# EXERCISE PROMPT
Find each line with the word "Κρήτης" and copy it.

===== TASK DATA =====

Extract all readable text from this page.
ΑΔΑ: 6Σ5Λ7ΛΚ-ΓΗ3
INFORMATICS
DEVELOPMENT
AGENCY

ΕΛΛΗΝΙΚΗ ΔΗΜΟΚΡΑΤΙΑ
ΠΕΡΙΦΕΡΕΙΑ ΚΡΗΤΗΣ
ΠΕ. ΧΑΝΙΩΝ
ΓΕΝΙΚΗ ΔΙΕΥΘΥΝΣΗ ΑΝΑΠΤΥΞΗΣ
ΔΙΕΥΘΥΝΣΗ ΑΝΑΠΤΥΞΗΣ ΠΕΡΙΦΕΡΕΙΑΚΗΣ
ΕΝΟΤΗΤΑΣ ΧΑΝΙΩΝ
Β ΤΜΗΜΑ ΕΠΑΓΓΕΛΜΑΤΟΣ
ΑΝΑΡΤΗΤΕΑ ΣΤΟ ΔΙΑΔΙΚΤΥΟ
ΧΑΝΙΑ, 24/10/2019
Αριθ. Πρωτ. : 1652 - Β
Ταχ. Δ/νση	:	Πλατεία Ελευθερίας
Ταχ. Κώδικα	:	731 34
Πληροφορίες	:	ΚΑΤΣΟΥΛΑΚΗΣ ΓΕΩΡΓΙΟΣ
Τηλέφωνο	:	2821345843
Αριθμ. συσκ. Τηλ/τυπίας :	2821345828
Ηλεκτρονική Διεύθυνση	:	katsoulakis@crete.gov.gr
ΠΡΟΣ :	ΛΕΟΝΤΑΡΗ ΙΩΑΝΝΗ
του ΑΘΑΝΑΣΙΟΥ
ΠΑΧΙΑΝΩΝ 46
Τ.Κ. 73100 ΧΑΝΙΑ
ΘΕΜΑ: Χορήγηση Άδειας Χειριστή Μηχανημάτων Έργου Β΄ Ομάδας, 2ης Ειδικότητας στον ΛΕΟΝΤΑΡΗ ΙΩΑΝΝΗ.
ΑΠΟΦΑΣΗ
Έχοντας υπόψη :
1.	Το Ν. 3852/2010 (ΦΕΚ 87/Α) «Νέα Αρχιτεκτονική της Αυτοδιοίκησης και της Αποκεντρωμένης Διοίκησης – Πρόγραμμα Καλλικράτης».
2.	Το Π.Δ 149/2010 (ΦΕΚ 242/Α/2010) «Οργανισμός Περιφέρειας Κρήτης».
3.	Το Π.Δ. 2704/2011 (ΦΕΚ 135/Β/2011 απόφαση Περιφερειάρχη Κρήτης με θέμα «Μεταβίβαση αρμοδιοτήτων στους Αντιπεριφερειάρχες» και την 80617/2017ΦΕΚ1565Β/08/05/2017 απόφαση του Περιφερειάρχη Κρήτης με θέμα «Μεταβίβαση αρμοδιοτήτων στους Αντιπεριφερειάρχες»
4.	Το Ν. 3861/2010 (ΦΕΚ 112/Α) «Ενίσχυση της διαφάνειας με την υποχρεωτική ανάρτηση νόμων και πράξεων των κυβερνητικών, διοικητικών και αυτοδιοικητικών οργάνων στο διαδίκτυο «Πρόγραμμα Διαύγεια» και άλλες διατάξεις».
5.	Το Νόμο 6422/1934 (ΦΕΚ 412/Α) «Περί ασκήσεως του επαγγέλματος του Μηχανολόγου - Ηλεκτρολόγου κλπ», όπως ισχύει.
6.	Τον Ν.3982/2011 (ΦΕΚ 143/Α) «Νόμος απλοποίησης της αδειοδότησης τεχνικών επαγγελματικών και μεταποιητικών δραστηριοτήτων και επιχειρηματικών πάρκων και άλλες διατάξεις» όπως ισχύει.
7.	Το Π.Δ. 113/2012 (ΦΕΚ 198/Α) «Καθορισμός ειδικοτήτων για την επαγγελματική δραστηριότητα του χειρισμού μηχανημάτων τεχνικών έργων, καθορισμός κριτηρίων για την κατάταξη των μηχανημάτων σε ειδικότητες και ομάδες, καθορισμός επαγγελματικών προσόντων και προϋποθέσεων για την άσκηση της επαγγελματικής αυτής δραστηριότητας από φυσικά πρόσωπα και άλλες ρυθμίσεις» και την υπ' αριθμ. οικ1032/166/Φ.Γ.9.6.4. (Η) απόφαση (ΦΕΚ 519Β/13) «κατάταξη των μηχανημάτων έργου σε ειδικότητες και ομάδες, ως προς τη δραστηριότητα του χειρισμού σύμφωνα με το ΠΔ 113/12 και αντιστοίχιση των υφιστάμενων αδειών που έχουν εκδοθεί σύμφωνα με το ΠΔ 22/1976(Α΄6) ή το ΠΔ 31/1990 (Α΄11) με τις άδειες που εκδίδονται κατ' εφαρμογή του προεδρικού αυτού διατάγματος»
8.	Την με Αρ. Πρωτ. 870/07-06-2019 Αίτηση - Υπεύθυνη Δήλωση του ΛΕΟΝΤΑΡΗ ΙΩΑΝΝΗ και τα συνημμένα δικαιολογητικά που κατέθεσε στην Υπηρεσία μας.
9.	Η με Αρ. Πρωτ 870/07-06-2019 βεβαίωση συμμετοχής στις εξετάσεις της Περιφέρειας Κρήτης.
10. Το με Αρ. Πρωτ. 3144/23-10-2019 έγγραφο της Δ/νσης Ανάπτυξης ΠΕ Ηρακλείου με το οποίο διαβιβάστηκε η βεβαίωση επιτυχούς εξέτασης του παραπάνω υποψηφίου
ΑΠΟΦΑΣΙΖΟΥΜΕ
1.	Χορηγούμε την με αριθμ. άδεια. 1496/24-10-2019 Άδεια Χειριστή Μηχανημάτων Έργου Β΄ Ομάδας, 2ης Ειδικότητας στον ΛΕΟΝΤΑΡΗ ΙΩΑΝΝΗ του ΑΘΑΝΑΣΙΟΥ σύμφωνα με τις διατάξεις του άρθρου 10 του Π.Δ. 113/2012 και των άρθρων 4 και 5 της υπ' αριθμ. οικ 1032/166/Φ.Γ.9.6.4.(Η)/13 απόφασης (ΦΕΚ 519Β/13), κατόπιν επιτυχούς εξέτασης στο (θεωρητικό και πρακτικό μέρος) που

=====

# RESULT FOR THIS TASK
2.	Το Π.Δ 149/2010 (ΦΕΚ 242/Α/2010) «Οργανισμός Περιφέρειας Κρήτης».
3.	Το Π.Δ. 2704/2011 (ΦΕΚ 135/Β/2011 απόφαση Περιφερειάρχη Κρήτης με θέμα «Μεταβίβαση αρμοδιοτήτων στους Αντιπεριφερειάρχες» και την 80617/2017ΦΕΚ1565Β/08/05/2017 απόφαση του Περιφερειάρχη Κρήτης με θέμα «Μεταβίβαση αρμοδιοτήτων στους Αντιπεριφερειάρχες»
9.	Η με Αρ. Πρωτ 870/07-06-2019 βεβαίωση συμμετοχής στις εξετάσεις της Περιφέρειας Κρήτης.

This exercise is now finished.